Start of Records provided

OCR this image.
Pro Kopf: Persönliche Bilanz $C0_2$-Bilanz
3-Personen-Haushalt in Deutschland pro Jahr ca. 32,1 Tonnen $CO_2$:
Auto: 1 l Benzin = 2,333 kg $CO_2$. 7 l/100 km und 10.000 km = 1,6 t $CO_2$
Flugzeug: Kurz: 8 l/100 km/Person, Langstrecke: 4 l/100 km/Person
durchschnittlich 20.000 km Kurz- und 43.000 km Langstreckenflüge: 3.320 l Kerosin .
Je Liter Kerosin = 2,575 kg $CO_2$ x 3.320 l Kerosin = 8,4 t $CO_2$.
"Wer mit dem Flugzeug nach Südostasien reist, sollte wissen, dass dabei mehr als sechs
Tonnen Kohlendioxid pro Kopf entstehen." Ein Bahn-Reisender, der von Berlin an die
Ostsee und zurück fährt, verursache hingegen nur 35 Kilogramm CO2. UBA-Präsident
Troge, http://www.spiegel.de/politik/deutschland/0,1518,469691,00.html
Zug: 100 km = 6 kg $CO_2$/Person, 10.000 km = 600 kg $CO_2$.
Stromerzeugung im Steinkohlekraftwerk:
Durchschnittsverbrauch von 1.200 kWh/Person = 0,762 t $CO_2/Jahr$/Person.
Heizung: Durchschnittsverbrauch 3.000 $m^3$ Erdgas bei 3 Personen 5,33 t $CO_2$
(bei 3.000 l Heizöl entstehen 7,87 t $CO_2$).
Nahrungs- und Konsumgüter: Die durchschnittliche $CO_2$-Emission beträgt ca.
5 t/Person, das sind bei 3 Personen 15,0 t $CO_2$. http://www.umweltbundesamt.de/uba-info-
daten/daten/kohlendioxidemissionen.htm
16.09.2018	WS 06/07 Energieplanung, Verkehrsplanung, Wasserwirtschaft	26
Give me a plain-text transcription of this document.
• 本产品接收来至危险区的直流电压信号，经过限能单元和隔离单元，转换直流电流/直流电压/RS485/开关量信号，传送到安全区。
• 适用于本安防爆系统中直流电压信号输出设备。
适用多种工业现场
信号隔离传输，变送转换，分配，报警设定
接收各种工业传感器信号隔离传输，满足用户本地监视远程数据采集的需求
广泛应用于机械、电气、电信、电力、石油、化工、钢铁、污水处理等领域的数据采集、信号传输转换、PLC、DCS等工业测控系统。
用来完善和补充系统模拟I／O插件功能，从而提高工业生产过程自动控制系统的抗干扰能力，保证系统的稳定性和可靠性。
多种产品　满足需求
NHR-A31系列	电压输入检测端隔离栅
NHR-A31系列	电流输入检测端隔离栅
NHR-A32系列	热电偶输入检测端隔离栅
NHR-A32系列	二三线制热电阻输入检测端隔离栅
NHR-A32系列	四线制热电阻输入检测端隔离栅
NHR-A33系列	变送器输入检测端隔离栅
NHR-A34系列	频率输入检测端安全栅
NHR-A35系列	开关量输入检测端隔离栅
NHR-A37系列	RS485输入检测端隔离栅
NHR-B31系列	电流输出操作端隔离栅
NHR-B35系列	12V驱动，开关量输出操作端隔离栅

End of Records provided

# Set task
Your task is to reproduce, exactly and exclusively, the lines from the one holding "Give me a plain-text" through the final line of the listing.

# Completed task
Give me a plain-text transcription of this document.
• 本产品接收来至危险区的直流电压信号，经过限能单元和隔离单元，转换直流电流/直流电压/RS485/开关量信号，传送到安全区。
• 适用于本安防爆系统中直流电压信号输出设备。
适用多种工业现场
信号隔离传输，变送转换，分配，报警设定
接收各种工业传感器信号隔离传输，满足用户本地监视远程数据采集的需求
广泛应用于机械、电气、电信、电力、石油、化工、钢铁、污水处理等领域的数据采集、信号传输转换、PLC、DCS等工业测控系统。
用来完善和补充系统模拟I／O插件功能，从而提高工业生产过程自动控制系统的抗干扰能力，保证系统的稳定性和可靠性。
多种产品　满足需求
NHR-A31系列	电压输入检测端隔离栅
NHR-A31系列	电流输入检测端隔离栅
NHR-A32系列	热电偶输入检测端隔离栅
NHR-A32系列	二三线制热电阻输入检测端隔离栅
NHR-A32系列	四线制热电阻输入检测端隔离栅
NHR-A33系列	变送器输入检测端隔离栅
NHR-A34系列	频率输入检测端安全栅
NHR-A35系列	开关量输入检测端隔离栅
NHR-A37系列	RS485输入检测端隔离栅
NHR-B31系列	电流输出操作端隔离栅
NHR-B35系列	12V驱动，开关量输出操作端隔离栅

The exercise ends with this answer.